* Problem: In the material below, find how many lines contain the string "time". Write only that number.

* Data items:
○ ○ ○ ○ ○

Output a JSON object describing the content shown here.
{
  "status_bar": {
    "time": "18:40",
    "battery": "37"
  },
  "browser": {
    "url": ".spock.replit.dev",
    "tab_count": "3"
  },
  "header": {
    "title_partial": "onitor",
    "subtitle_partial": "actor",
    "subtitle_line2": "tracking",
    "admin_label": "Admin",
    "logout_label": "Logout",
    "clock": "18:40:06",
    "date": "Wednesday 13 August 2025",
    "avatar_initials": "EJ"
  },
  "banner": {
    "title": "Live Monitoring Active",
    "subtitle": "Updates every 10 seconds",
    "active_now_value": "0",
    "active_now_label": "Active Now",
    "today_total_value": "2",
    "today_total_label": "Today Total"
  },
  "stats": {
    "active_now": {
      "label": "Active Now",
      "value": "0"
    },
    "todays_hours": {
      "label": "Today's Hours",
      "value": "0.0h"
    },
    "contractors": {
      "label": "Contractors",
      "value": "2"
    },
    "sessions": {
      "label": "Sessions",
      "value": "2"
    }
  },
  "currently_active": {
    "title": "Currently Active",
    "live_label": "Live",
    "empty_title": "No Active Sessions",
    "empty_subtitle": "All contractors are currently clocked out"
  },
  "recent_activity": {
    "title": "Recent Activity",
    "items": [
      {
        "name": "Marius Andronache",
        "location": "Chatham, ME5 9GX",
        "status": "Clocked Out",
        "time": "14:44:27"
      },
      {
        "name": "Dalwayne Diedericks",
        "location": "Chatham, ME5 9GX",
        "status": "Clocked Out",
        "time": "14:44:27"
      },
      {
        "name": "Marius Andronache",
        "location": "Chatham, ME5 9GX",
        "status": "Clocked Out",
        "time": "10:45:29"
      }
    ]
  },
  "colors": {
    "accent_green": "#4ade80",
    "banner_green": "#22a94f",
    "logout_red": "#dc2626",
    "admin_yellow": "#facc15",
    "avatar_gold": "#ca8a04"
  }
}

○ ○ ○ ○ ○

* Final result: 4